(Provided records)
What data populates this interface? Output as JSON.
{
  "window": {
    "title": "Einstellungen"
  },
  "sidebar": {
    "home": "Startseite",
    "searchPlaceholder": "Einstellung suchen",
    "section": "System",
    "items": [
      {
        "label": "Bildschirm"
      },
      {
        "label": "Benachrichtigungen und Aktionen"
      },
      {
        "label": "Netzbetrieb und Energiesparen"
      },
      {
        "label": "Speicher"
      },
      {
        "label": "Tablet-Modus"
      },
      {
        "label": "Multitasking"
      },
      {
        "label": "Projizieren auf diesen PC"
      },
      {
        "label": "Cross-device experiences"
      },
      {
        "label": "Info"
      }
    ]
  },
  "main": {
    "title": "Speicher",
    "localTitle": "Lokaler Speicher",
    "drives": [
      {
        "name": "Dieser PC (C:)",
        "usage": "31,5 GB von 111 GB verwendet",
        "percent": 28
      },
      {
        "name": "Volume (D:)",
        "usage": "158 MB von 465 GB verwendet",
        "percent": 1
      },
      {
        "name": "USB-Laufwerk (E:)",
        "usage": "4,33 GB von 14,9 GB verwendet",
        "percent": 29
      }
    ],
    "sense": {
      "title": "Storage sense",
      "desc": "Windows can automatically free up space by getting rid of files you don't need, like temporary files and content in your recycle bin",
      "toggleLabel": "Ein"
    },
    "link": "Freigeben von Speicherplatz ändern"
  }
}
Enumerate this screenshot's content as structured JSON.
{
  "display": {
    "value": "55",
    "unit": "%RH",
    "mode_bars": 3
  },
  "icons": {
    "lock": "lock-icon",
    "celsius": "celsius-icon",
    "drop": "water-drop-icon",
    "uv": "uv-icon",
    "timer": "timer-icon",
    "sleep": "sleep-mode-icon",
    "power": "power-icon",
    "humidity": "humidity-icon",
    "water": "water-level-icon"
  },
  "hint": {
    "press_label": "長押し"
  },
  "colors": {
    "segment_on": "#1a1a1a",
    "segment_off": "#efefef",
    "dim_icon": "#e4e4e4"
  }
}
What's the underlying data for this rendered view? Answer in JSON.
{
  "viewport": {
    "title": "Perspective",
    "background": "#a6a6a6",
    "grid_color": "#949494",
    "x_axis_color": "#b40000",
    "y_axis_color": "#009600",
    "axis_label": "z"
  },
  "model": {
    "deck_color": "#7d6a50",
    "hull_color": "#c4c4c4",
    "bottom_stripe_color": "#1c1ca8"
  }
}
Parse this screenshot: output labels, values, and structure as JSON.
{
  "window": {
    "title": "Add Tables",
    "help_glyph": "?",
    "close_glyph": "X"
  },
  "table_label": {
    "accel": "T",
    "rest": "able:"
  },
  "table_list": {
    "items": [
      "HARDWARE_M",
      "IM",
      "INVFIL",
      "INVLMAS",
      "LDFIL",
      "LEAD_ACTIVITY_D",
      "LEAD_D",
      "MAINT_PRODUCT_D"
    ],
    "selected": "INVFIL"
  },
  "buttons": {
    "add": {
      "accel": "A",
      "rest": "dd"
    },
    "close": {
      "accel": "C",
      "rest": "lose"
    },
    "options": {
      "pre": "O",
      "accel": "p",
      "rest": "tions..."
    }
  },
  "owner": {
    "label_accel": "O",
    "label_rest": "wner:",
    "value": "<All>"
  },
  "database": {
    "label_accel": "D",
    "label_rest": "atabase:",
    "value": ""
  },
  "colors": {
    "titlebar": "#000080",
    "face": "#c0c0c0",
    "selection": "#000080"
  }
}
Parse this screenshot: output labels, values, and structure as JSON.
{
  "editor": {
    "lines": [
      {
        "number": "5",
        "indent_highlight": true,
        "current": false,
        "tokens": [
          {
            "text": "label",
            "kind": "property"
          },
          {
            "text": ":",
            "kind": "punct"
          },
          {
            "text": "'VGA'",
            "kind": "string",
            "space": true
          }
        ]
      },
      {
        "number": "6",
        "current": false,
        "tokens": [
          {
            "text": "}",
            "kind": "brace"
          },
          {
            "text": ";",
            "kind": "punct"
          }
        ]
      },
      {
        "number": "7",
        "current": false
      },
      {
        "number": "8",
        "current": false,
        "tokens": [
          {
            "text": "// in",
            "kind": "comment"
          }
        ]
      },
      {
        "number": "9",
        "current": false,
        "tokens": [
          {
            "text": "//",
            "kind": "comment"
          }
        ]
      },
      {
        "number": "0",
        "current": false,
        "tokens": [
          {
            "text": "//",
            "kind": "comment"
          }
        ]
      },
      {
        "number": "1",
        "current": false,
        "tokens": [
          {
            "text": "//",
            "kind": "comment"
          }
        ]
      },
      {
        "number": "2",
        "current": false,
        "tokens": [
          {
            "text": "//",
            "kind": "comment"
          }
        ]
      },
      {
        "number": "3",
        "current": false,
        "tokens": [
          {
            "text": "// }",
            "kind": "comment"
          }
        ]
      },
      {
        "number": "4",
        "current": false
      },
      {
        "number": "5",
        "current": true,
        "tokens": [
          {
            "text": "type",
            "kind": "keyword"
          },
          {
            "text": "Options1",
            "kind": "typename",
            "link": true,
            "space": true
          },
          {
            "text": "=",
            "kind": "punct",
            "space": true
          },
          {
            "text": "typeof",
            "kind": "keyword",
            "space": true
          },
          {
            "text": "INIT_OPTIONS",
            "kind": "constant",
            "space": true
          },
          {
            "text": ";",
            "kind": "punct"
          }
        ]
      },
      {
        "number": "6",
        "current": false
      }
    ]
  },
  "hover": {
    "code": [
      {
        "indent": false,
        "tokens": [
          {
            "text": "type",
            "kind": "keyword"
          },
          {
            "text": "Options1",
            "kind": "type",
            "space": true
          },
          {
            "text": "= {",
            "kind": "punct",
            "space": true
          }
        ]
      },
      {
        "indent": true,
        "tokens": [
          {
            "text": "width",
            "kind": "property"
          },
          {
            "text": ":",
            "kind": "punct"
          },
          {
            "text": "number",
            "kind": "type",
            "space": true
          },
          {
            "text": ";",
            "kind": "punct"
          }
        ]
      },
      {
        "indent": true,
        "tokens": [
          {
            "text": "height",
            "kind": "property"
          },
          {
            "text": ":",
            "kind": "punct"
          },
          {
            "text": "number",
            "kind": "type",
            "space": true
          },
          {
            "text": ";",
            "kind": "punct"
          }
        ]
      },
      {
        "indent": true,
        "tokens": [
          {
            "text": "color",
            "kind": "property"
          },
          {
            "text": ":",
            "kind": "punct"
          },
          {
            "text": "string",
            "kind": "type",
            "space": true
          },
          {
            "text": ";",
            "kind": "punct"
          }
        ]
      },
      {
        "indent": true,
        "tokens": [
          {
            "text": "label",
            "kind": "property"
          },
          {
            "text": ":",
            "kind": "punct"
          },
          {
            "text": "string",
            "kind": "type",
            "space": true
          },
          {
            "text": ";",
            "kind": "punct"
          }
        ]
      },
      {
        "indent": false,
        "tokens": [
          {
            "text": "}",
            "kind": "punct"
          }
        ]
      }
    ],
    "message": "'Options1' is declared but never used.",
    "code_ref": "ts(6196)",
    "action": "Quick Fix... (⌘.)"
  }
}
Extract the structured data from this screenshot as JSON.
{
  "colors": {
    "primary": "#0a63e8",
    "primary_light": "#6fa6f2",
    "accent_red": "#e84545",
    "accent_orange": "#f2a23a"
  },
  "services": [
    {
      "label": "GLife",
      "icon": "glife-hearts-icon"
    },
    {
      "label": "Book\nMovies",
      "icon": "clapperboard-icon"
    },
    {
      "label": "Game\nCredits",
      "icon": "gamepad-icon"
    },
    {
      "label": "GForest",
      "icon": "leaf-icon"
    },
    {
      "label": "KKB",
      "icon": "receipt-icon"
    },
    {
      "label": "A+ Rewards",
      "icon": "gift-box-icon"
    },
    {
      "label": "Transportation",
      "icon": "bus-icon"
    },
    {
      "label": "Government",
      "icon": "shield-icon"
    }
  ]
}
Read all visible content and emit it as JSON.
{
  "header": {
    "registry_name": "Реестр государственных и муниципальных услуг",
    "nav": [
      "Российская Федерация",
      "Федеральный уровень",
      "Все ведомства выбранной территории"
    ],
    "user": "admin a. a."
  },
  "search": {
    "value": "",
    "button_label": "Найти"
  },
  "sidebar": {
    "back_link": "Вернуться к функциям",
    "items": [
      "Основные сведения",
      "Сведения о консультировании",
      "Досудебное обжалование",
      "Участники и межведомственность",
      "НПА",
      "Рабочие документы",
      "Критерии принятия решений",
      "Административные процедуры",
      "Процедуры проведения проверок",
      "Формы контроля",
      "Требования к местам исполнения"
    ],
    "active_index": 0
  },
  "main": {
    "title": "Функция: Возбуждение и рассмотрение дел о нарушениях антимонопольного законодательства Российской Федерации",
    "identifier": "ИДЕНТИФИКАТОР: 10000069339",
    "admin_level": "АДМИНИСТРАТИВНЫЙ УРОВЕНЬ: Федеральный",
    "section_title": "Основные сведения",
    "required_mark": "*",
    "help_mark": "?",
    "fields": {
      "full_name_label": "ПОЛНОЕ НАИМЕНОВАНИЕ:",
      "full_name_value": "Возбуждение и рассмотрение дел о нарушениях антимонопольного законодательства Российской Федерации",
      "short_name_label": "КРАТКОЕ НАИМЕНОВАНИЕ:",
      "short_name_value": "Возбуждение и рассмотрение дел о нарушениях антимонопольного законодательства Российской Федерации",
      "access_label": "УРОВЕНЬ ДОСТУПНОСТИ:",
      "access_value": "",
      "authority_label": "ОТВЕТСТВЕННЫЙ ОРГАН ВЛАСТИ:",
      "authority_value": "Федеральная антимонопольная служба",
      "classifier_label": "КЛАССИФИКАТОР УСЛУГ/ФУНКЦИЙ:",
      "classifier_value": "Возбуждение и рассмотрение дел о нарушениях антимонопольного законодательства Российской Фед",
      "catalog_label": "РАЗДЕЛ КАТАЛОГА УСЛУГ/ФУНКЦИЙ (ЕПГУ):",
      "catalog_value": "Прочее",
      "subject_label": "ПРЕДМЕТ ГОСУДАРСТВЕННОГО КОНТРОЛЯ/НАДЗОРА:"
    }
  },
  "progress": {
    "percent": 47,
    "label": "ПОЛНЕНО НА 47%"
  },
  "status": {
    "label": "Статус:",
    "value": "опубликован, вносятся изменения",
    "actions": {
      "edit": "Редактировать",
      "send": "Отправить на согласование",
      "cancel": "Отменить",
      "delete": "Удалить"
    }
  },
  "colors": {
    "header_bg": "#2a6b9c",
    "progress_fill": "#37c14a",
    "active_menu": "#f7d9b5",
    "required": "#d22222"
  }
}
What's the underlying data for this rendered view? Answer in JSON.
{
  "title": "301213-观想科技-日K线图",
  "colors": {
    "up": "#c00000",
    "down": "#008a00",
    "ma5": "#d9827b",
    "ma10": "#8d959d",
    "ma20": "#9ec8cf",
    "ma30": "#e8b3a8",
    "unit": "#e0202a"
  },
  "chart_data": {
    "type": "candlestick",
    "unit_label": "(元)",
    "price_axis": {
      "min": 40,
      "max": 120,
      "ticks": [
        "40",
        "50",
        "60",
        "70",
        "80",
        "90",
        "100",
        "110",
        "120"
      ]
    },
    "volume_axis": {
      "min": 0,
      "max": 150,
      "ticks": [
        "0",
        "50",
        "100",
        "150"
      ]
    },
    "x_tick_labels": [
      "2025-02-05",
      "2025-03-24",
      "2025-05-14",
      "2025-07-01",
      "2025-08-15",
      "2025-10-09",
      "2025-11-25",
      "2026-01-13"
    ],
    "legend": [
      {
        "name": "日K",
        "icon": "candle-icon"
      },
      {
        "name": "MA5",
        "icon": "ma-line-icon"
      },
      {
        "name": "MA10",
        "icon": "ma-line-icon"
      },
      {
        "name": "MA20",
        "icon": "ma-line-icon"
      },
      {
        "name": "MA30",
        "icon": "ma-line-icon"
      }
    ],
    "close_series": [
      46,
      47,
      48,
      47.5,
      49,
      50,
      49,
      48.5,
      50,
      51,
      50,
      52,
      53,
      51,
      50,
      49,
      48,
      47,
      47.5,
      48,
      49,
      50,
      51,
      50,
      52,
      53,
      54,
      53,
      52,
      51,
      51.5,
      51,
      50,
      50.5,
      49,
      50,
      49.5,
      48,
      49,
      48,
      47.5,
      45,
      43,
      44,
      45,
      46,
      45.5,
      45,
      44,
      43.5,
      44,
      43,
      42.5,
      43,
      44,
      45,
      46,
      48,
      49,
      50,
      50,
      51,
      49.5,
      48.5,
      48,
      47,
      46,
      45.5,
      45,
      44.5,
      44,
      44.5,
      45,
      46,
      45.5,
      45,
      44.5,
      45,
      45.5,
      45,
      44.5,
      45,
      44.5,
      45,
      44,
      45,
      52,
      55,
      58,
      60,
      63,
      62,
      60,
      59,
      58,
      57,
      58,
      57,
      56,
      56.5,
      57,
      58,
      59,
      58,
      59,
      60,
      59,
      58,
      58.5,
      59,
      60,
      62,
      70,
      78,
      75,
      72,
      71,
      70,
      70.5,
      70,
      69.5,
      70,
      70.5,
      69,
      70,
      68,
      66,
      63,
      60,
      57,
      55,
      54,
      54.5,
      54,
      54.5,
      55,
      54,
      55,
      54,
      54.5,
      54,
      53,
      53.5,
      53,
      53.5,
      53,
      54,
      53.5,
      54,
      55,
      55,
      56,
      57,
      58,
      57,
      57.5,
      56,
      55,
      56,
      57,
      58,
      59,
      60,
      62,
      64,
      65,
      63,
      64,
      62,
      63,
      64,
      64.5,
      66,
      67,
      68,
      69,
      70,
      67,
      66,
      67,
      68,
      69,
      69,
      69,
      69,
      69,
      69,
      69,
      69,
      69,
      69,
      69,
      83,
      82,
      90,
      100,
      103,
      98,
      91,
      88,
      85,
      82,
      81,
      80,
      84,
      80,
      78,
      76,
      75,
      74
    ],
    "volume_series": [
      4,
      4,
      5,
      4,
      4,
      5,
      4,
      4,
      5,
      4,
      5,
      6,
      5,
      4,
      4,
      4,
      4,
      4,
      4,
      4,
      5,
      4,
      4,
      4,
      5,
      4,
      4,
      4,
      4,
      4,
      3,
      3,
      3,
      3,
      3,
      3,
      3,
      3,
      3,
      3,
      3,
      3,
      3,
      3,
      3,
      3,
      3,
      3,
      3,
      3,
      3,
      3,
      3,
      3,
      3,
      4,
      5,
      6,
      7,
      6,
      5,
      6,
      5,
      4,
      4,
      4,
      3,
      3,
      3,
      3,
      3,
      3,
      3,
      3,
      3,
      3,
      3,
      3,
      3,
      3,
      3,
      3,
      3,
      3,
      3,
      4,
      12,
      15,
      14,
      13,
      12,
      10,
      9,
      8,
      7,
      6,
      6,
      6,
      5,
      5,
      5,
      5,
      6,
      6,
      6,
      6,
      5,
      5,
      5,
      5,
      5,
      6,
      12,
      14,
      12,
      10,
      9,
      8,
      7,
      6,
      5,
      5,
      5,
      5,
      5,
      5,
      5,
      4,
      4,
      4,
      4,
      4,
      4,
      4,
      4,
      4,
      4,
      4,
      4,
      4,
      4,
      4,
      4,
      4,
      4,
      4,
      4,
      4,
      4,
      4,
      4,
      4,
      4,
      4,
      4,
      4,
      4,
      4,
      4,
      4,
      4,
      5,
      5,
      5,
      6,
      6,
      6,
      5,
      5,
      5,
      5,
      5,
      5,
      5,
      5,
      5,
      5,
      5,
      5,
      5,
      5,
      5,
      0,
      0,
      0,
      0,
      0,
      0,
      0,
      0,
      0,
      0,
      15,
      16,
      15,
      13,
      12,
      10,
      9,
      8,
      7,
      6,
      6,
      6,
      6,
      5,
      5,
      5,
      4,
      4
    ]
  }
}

(Task prompt)
Where a line in the entries holds "Российской", copy that line.

(Output for this task)
    "title": "Функция: Возбуждение и рассмотрение дел о нарушениях антимонопольного законодательства Российской Федерации",
      "full_name_value": "Возбуждение и рассмотрение дел о нарушениях антимонопольного законодательства Российской Федерации",
      "short_name_value": "Возбуждение и рассмотрение дел о нарушениях антимонопольного законодательства Российской Федерации",
      "classifier_value": "Возбуждение и рассмотрение дел о нарушениях антимонопольного законодательства Российской Фед",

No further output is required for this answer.